** Opening EXTRACT TO READ block **

The film immerses you in the exhausting emotional haze of someone trapped within themselves, and what initially feels distant or even frustrating-slowly evolves into something deeply affecting. I love films that explore the uncomfortable complexity of the human experience, and ALL THE LOVERS IN THE NIGHT handles one woman's journey through loneliness, healing, and self-discovery with extraordinary tenderness. The longer you sit with Fuyuko, the more devastatingly human she becomes.
Honestly, during the first half I found myself thinking, "This girl is strange as hell, why is she so off-kilter...." But once the film begins peeling back the layers of who she is and why she's emotionally disconnected from the world, your heart absolutely sinks. What struck me most was how the film exposed my own impatience with her. The more I understood the pain and isolation behind her behaviour, the more I resented how quickly l had formed an opinion.

** Closing EXTRACT TO READ block **

## [WHAT YOU ARE ASKED TO DO]
Decide whether each statement agrees with the film review above, answering yes or no and quoting the words that settle it. 1. In the first half, the reviewer thought Fuyuko was strange. 2. The film treats the woman's journey coldly. 3. At first, the film feels close and easy to watch.

** Opening SUPPLIED RECORDS block **

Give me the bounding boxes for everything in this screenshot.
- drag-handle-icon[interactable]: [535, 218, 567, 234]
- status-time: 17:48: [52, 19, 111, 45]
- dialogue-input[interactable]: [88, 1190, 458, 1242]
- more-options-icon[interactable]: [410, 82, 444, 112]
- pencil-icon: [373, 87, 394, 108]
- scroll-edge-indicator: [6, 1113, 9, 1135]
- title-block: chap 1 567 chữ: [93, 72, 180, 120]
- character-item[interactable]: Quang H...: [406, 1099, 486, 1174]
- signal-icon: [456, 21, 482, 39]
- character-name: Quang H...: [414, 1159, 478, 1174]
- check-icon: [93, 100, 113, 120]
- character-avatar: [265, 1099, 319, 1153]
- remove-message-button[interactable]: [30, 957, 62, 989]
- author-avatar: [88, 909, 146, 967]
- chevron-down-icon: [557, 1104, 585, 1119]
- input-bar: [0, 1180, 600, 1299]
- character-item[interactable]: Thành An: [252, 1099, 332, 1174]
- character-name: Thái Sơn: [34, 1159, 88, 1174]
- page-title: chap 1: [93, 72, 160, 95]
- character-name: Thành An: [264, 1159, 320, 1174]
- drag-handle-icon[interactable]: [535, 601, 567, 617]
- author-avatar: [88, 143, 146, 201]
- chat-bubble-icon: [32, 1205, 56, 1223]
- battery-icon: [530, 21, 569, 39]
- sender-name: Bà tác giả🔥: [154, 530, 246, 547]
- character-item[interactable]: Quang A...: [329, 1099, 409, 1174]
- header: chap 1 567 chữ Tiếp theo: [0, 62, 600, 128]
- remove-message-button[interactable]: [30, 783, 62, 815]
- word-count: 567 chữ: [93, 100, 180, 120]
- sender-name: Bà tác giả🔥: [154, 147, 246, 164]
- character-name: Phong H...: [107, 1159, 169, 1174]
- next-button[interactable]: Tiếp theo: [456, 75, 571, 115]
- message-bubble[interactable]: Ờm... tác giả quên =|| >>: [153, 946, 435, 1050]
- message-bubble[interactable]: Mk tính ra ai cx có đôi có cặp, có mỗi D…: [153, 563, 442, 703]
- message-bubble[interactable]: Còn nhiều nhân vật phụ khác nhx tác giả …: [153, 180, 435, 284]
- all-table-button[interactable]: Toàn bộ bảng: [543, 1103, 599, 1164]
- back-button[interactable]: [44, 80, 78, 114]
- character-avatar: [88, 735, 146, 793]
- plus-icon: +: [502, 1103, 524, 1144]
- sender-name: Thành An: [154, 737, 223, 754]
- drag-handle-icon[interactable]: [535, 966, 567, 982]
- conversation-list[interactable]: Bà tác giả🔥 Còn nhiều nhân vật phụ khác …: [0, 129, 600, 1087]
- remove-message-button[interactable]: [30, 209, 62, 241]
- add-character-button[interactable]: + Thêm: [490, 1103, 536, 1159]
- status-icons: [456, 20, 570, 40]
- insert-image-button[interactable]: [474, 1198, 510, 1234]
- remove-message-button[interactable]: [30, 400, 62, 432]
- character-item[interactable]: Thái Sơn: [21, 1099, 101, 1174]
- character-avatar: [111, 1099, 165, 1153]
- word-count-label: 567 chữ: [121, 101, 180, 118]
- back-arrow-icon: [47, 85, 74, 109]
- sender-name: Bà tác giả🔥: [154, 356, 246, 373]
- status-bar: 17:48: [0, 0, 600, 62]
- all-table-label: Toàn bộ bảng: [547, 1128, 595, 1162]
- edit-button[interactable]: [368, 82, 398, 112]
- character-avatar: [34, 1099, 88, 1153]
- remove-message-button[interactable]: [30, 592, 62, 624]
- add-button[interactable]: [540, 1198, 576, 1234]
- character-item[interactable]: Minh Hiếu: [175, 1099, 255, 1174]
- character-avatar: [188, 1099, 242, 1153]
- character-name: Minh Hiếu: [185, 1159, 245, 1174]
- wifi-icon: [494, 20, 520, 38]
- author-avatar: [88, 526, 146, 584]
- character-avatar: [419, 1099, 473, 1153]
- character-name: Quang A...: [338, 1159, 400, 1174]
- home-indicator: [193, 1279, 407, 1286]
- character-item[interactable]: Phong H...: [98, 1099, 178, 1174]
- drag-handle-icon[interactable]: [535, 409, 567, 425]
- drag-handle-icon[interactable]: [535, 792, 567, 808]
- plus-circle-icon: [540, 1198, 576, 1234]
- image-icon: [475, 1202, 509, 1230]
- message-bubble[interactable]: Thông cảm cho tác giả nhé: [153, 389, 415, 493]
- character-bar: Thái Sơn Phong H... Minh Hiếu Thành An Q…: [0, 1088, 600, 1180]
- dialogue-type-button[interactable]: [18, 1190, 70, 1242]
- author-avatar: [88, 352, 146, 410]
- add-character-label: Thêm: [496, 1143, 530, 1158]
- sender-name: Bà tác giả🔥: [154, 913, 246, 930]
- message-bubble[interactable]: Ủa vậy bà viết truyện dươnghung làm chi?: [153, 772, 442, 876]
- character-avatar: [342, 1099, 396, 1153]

** Closing SUPPLIED RECORDS block **

## [OUTPUT]
1. Yes: "This girl is strange as hell"
2. No: "with extraordinary tenderness"
3. No: "what initially feels distant or even frustrating"